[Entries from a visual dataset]
__________________________________________________

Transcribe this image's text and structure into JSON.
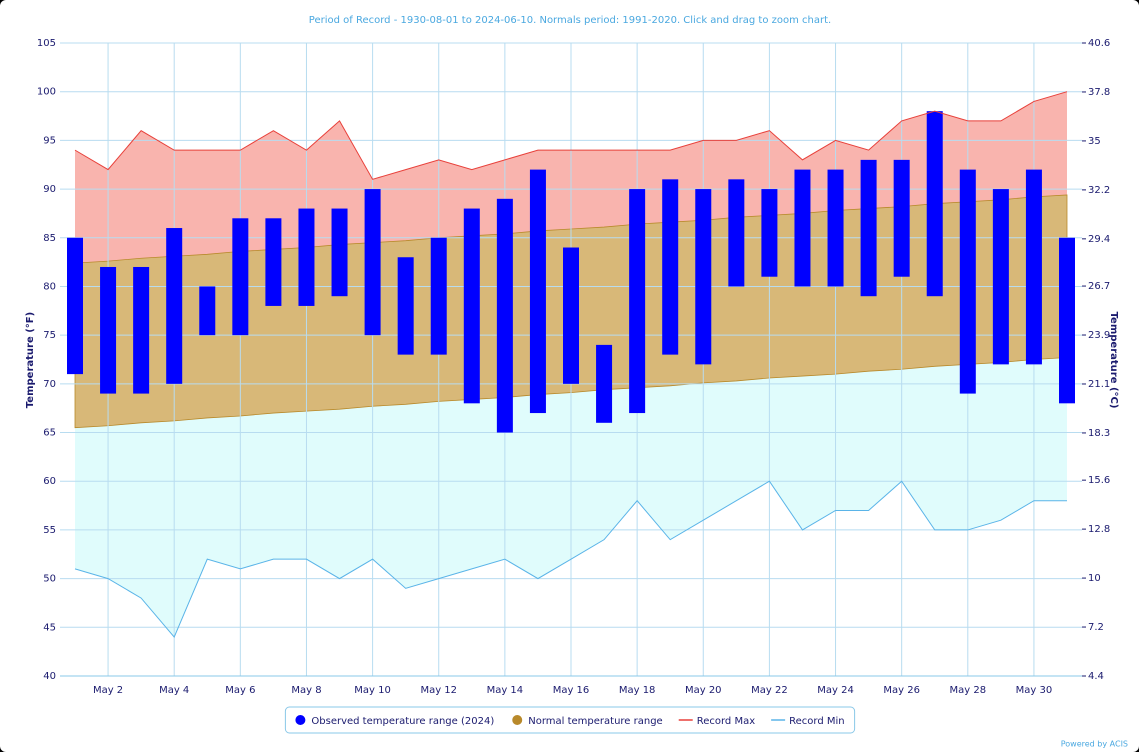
{
  "chart_data": {
    "type": "range",
    "title": "Period of Record - 1930-08-01 to 2024-06-10. Normals period: 1991-2020. Click and drag to zoom chart.",
    "ylabel": "Temperature (°F)",
    "y2label": "Temperature (°C)",
    "credit": "Powered by ACIS",
    "categories": [
      null,
      "May 2",
      null,
      "May 4",
      null,
      "May 6",
      null,
      "May 8",
      null,
      "May 10",
      null,
      "May 12",
      null,
      "May 14",
      null,
      "May 16",
      null,
      "May 18",
      null,
      "May 20",
      null,
      "May 22",
      null,
      "May 24",
      null,
      "May 26",
      null,
      "May 28",
      null,
      "May 30",
      null
    ],
    "ylim": [
      40,
      105
    ],
    "yticks": [
      40,
      45,
      50,
      55,
      60,
      65,
      70,
      75,
      80,
      85,
      90,
      95,
      100,
      105
    ],
    "y2lim": [
      4.4,
      40.6
    ],
    "y2ticks": [
      4.4,
      7.2,
      10,
      12.8,
      15.6,
      18.3,
      21.1,
      23.9,
      26.7,
      29.4,
      32.2,
      35,
      37.8,
      40.6
    ],
    "grid": true,
    "legend": "bottom",
    "series": [
      {
        "name": "Observed temperature range (2024)",
        "kind": "columnrange",
        "color": "#0000ff",
        "low": [
          71,
          69,
          69,
          70,
          75,
          75,
          78,
          78,
          79,
          75,
          73,
          73,
          68,
          65,
          67,
          70,
          66,
          67,
          73,
          72,
          80,
          81,
          80,
          80,
          79,
          81,
          79,
          69,
          72,
          72,
          68
        ],
        "high": [
          85,
          82,
          82,
          86,
          80,
          87,
          87,
          88,
          88,
          90,
          83,
          85,
          88,
          89,
          92,
          84,
          74,
          90,
          91,
          90,
          91,
          90,
          92,
          92,
          93,
          93,
          98,
          92,
          90,
          92,
          85
        ]
      },
      {
        "name": "Normal temperature range",
        "kind": "arearange",
        "color": "#b8892a",
        "low": [
          65.5,
          65.7,
          66.0,
          66.2,
          66.5,
          66.7,
          67.0,
          67.2,
          67.4,
          67.7,
          67.9,
          68.2,
          68.4,
          68.6,
          68.9,
          69.1,
          69.4,
          69.6,
          69.8,
          70.1,
          70.3,
          70.6,
          70.8,
          71.0,
          71.3,
          71.5,
          71.8,
          72.0,
          72.2,
          72.5,
          72.7
        ],
        "high": [
          82.4,
          82.6,
          82.9,
          83.1,
          83.3,
          83.6,
          83.8,
          84.0,
          84.3,
          84.5,
          84.7,
          85.0,
          85.2,
          85.4,
          85.7,
          85.9,
          86.1,
          86.4,
          86.6,
          86.8,
          87.1,
          87.3,
          87.5,
          87.8,
          88.0,
          88.2,
          88.5,
          88.7,
          88.9,
          89.2,
          89.4
        ]
      },
      {
        "name": "Record Max",
        "kind": "line",
        "color": "#e8403a",
        "values": [
          94,
          92,
          96,
          94,
          94,
          94,
          96,
          94,
          97,
          91,
          92,
          93,
          92,
          93,
          94,
          94,
          94,
          94,
          94,
          95,
          95,
          96,
          93,
          95,
          94,
          97,
          98,
          97,
          97,
          99,
          100
        ]
      },
      {
        "name": "Record Min",
        "kind": "line",
        "color": "#5ab4e8",
        "values": [
          51,
          50,
          48,
          44,
          52,
          51,
          52,
          52,
          50,
          52,
          49,
          50,
          51,
          52,
          50,
          52,
          54,
          58,
          54,
          56,
          58,
          60,
          55,
          57,
          57,
          60,
          55,
          55,
          56,
          58,
          58
        ]
      }
    ]
  }
}
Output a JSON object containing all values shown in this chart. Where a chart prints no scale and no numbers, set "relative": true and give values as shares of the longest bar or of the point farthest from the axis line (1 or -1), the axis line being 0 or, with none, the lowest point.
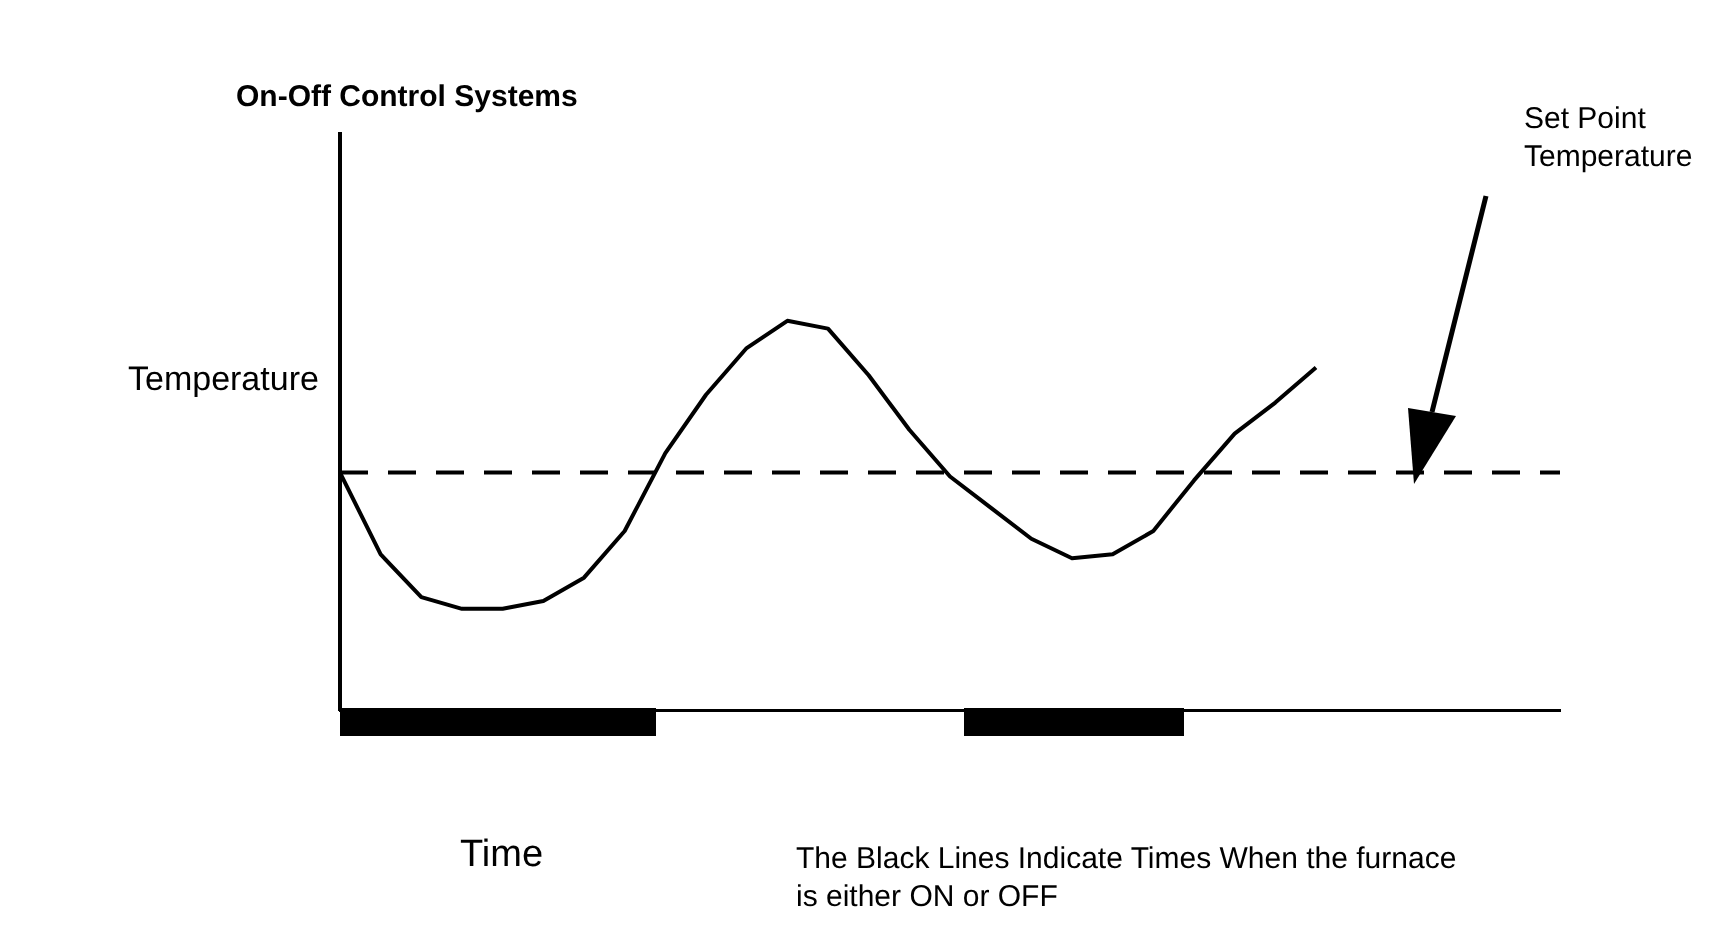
{
  "chart_data": {
    "type": "line",
    "title": "On-Off Control Systems",
    "xlabel": "Time",
    "ylabel": "Temperature",
    "relative": true,
    "grid": false,
    "legend": false,
    "marker": "none",
    "line_style": "solid",
    "categories": [
      null,
      null,
      null,
      null,
      null,
      null,
      null,
      null,
      null,
      null,
      null,
      null,
      null,
      null,
      null,
      null,
      null,
      null,
      null,
      null,
      null,
      null,
      null,
      null,
      null,
      null,
      null,
      null,
      null,
      null,
      null
    ],
    "series": [
      {
        "color": "#000000",
        "values": [
          0.61,
          0.4,
          0.29,
          0.26,
          0.26,
          0.28,
          0.34,
          0.46,
          0.66,
          0.81,
          0.93,
          1,
          0.98,
          0.86,
          0.72,
          0.6,
          0.52,
          0.44,
          0.39,
          0.4,
          0.46,
          0.59,
          0.71,
          0.79,
          0.88,
          null,
          null,
          null,
          null,
          null,
          null
        ]
      }
    ],
    "ref_lines": [
      {
        "axis": "y",
        "value": 0.61,
        "label": "Set Point Temperature",
        "color": "#000000",
        "line_style": "dashed"
      }
    ],
    "annotations": [
      "The Black Lines Indicate Times When the furnace is either ON or OFF"
    ]
  }
}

__________________________________________________

What to do: Quote exactly the lines from the one that contains "Output a JSON" through the end of the listing above, both ends included, leaving out the pictures.

In response:
Output a JSON object containing all values shown in this chart. Where a chart prints no scale and no numbers, set "relative": true and give values as shares of the longest bar or of the point farthest from the axis line (1 or -1), the axis line being 0 or, with none, the lowest point.
{
  "chart_data": {
    "type": "line",
    "title": "On-Off Control Systems",
    "xlabel": "Time",
    "ylabel": "Temperature",
    "relative": true,
    "grid": false,
    "legend": false,
    "marker": "none",
    "line_style": "solid",
    "categories": [
      null,
      null,
      null,
      null,
      null,
      null,
      null,
      null,
      null,
      null,
      null,
      null,
      null,
      null,
      null,
      null,
      null,
      null,
      null,
      null,
      null,
      null,
      null,
      null,
      null,
      null,
      null,
      null,
      null,
      null,
      null
    ],
    "series": [
      {
        "color": "#000000",
        "values": [
          0.61,
          0.4,
          0.29,
          0.26,
          0.26,
          0.28,
          0.34,
          0.46,
          0.66,
          0.81,
          0.93,
          1,
          0.98,
          0.86,
          0.72,
          0.6,
          0.52,
          0.44,
          0.39,
          0.4,
          0.46,
          0.59,
          0.71,
          0.79,
          0.88,
          null,
          null,
          null,
          null,
          null,
          null
        ]
      }
    ],
    "ref_lines": [
      {
        "axis": "y",
        "value": 0.61,
        "label": "Set Point Temperature",
        "color": "#000000",
        "line_style": "dashed"
      }
    ],
    "annotations": [
      "The Black Lines Indicate Times When the furnace is either ON or OFF"
    ]
  }
}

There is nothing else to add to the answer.